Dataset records
------

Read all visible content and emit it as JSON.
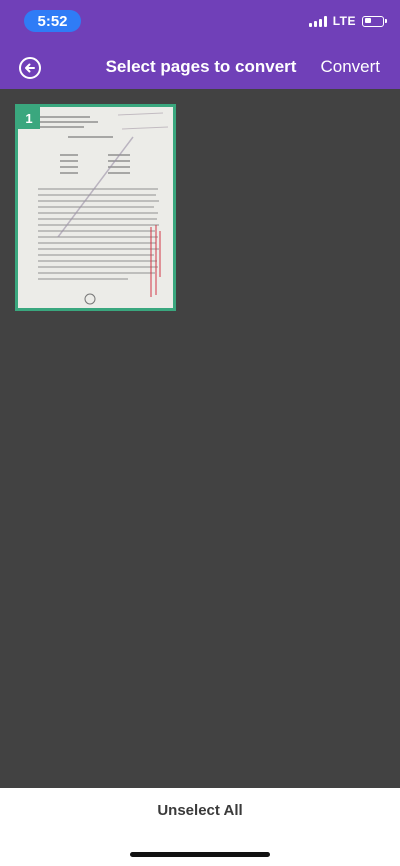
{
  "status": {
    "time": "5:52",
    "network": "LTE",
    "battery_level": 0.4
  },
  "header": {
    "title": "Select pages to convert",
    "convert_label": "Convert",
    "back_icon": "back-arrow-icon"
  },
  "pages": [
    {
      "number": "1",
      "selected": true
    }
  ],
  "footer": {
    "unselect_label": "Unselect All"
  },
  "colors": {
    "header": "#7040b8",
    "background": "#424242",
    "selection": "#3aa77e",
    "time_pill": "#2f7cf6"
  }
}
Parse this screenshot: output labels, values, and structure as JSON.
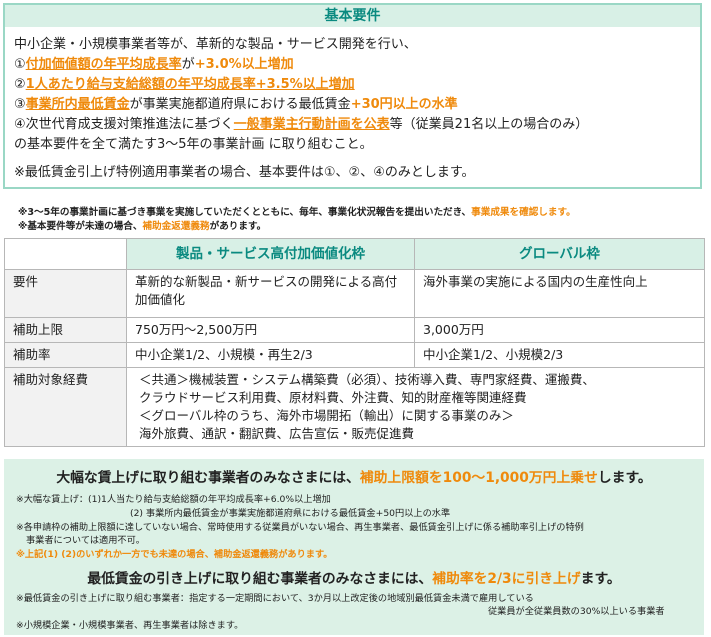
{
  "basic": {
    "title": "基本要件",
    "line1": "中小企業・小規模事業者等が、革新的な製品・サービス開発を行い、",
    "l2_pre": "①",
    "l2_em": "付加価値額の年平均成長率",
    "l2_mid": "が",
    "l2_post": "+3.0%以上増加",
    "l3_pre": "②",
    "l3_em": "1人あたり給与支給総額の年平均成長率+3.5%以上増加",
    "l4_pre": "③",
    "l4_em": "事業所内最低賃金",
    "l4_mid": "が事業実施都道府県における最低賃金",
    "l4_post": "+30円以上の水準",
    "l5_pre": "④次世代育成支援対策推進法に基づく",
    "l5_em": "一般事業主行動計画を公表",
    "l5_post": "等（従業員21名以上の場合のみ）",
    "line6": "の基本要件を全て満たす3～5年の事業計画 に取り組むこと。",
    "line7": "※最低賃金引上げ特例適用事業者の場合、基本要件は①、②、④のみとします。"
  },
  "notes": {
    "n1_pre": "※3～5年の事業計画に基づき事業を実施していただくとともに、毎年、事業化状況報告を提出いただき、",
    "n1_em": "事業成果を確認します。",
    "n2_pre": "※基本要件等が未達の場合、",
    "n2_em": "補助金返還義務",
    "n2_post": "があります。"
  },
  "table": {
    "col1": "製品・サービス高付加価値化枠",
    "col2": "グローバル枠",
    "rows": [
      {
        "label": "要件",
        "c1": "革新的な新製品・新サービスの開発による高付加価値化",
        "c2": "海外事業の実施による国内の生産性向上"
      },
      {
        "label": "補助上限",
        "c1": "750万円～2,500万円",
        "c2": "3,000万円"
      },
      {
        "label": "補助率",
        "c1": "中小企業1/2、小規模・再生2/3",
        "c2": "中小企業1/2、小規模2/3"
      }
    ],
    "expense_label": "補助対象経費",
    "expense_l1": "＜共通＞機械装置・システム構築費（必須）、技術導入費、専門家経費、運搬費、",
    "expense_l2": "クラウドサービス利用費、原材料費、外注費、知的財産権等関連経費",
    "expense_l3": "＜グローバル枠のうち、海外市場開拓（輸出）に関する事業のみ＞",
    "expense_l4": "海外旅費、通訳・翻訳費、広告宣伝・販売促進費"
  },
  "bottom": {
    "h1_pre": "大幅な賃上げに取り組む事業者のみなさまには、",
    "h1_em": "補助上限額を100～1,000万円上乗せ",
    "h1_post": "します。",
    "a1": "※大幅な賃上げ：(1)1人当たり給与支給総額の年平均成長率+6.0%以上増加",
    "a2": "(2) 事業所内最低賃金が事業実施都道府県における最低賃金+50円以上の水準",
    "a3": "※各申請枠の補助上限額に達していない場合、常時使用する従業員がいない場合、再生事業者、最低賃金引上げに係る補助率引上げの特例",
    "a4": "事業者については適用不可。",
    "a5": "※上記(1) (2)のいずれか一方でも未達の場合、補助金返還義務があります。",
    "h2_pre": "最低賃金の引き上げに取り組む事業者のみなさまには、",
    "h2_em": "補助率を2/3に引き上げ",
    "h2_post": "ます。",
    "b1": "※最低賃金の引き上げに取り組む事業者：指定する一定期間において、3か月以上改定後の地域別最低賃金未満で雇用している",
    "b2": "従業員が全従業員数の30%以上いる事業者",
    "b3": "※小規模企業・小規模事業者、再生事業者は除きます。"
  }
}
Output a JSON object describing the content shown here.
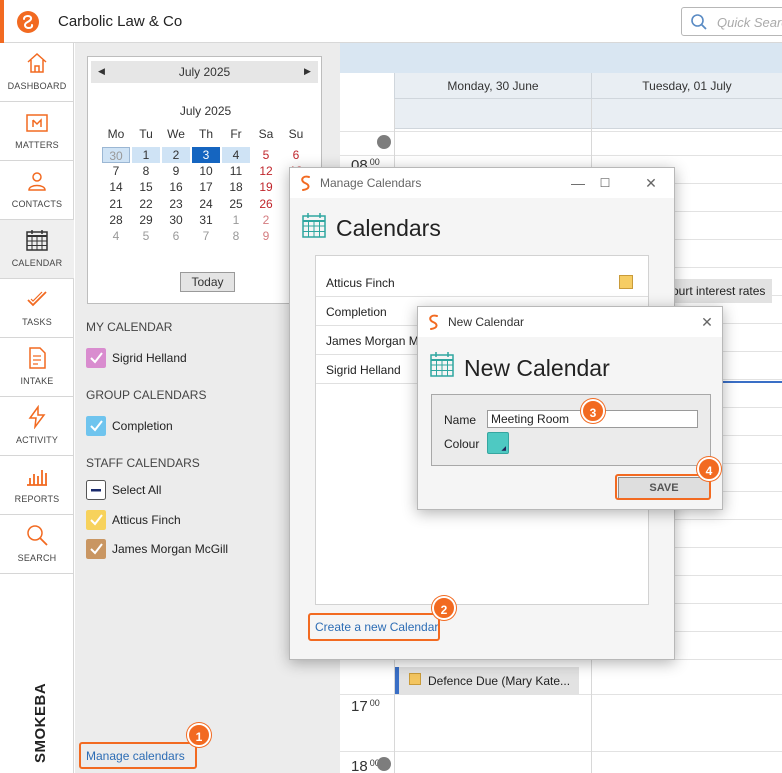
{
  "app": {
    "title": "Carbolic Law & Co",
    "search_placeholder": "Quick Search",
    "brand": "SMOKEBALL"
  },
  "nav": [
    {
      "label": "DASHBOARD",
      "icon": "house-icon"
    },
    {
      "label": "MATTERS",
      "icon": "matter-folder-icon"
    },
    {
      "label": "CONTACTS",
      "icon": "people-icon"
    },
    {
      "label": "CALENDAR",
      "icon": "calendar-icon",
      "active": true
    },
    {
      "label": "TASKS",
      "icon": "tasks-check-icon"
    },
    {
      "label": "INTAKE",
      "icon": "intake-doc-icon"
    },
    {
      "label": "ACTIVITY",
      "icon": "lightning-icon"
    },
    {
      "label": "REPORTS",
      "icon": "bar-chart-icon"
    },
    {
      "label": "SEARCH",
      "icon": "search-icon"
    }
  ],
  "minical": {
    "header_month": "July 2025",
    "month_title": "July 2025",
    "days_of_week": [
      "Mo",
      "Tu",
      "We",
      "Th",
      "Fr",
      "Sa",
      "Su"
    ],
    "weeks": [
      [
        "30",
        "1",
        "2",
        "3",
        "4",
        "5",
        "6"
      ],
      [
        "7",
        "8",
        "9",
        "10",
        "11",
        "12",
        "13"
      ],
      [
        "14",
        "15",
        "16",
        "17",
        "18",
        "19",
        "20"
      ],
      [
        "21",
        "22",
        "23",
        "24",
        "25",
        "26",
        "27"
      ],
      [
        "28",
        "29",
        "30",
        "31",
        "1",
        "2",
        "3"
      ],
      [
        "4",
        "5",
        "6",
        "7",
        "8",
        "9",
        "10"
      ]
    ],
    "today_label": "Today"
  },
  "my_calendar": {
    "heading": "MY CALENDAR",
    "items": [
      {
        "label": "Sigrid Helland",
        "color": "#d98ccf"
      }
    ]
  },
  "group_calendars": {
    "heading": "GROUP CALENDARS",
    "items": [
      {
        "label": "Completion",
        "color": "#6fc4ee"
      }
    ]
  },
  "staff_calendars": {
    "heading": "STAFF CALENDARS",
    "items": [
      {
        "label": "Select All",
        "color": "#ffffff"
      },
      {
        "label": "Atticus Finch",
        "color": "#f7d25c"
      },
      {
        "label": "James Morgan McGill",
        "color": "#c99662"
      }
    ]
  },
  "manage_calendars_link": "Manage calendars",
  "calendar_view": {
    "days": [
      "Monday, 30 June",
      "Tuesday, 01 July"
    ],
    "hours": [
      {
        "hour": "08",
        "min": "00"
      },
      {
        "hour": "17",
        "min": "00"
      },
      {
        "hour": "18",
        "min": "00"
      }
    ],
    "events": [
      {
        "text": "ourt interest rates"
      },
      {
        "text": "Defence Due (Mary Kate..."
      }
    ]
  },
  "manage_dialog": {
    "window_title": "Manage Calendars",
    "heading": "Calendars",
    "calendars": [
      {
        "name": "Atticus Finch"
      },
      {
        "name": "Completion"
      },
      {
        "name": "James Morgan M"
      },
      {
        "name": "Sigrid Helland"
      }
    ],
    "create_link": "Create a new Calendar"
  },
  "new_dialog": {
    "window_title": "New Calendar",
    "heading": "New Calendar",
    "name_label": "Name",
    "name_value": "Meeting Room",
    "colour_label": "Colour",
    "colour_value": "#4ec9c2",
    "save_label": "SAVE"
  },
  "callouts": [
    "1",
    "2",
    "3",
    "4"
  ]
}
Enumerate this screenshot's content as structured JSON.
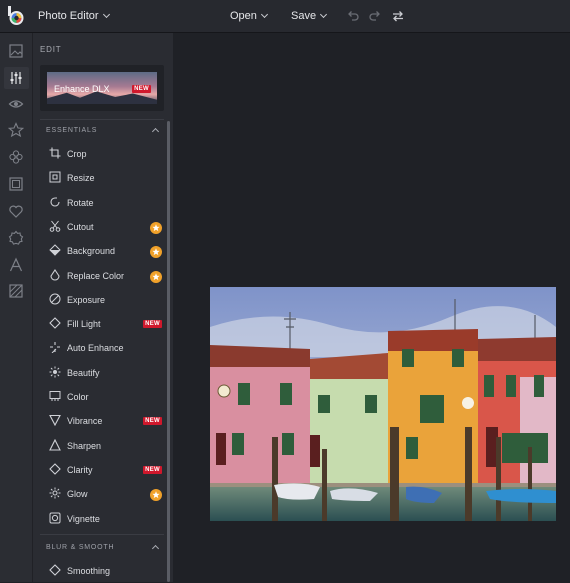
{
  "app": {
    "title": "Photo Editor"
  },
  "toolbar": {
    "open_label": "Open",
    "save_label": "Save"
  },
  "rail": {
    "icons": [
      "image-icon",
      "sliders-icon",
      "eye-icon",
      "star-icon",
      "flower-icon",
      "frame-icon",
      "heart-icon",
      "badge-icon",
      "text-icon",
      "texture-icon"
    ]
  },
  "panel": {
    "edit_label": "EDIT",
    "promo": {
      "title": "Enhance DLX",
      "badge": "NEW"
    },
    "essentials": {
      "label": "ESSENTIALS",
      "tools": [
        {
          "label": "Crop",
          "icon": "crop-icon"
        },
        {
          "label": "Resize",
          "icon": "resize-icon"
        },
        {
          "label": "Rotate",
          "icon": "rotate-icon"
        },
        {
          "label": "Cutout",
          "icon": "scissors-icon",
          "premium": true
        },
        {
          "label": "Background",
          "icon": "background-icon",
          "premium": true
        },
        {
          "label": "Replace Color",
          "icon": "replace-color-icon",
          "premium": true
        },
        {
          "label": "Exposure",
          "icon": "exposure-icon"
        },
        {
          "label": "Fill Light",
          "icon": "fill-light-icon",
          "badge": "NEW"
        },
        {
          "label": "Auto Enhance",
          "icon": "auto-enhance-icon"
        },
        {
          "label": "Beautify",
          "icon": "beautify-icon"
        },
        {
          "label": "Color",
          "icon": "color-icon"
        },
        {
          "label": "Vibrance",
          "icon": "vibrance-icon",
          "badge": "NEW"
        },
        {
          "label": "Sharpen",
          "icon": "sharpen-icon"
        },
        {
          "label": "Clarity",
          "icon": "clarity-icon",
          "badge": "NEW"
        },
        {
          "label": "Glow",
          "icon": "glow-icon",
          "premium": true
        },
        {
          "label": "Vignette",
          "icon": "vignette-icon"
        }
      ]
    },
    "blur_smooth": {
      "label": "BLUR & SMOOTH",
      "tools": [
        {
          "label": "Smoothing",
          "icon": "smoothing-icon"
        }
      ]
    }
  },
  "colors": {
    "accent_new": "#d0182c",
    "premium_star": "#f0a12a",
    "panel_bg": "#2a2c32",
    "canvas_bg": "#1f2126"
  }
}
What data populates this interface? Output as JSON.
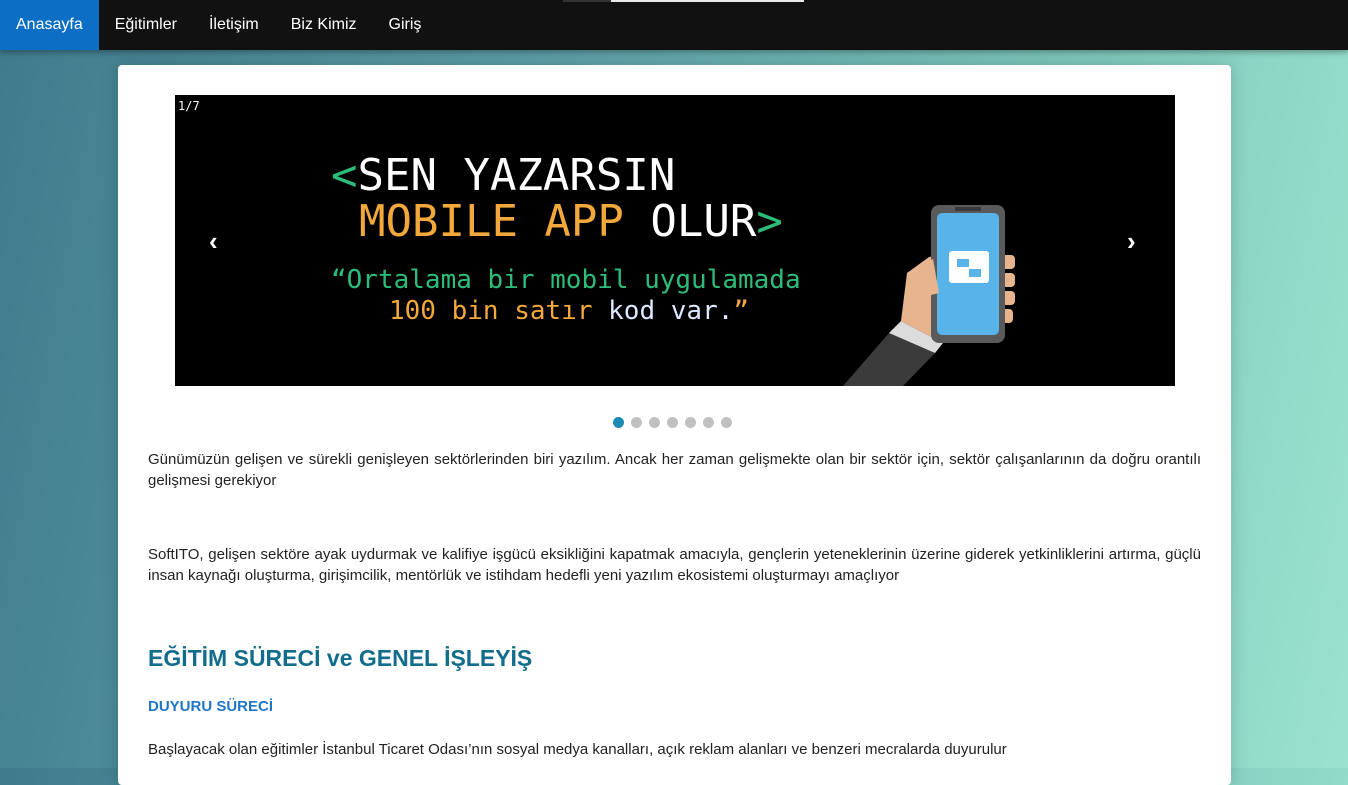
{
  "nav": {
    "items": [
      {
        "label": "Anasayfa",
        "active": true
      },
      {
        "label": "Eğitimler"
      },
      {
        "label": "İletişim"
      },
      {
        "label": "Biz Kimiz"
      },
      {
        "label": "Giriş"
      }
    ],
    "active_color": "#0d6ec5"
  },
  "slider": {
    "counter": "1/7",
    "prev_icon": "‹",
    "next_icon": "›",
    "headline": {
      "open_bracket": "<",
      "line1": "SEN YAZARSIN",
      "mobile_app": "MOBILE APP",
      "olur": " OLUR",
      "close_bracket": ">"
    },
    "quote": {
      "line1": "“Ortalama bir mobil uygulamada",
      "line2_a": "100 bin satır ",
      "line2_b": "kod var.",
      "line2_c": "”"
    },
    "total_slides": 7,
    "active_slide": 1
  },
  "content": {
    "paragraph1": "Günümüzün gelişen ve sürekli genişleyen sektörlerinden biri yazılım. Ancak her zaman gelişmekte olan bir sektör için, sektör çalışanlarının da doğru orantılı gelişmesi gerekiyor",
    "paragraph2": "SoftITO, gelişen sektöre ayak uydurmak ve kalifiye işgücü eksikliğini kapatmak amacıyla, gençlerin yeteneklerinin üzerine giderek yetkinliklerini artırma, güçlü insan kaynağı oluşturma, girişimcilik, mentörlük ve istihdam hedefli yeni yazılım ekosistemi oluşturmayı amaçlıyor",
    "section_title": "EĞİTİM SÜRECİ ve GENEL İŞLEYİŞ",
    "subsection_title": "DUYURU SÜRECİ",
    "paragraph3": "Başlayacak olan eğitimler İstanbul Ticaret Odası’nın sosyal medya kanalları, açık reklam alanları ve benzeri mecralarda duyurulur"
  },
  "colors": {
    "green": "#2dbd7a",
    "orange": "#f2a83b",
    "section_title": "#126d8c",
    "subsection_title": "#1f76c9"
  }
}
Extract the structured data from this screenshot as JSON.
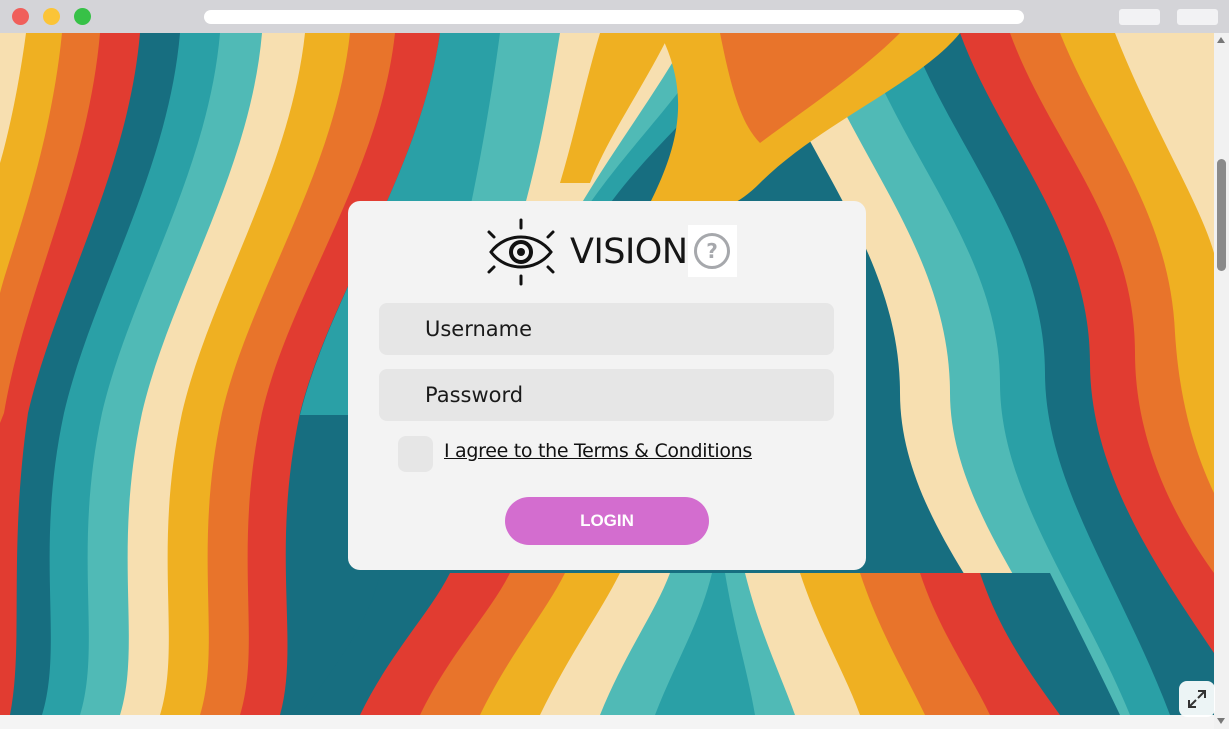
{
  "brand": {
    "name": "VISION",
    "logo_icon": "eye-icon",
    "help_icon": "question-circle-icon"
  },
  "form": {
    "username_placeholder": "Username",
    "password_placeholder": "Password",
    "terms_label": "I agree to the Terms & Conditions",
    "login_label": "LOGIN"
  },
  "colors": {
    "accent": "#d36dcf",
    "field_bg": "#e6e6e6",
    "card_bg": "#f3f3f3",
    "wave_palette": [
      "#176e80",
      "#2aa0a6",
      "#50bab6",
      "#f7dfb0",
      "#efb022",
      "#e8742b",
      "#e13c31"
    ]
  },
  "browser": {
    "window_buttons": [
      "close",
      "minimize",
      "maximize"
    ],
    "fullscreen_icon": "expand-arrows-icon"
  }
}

------

=== What is needed ===
Word for word, please, restate the lines of the listing from the one holding "Extract the structured" down to the last line, leaving out any pictures.

=== Complete answer ===
Extract the structured data from this screenshot as JSON.
{
  "brand": {
    "name": "VISION",
    "logo_icon": "eye-icon",
    "help_icon": "question-circle-icon"
  },
  "form": {
    "username_placeholder": "Username",
    "password_placeholder": "Password",
    "terms_label": "I agree to the Terms & Conditions",
    "login_label": "LOGIN"
  },
  "colors": {
    "accent": "#d36dcf",
    "field_bg": "#e6e6e6",
    "card_bg": "#f3f3f3",
    "wave_palette": [
      "#176e80",
      "#2aa0a6",
      "#50bab6",
      "#f7dfb0",
      "#efb022",
      "#e8742b",
      "#e13c31"
    ]
  },
  "browser": {
    "window_buttons": [
      "close",
      "minimize",
      "maximize"
    ],
    "fullscreen_icon": "expand-arrows-icon"
  }
}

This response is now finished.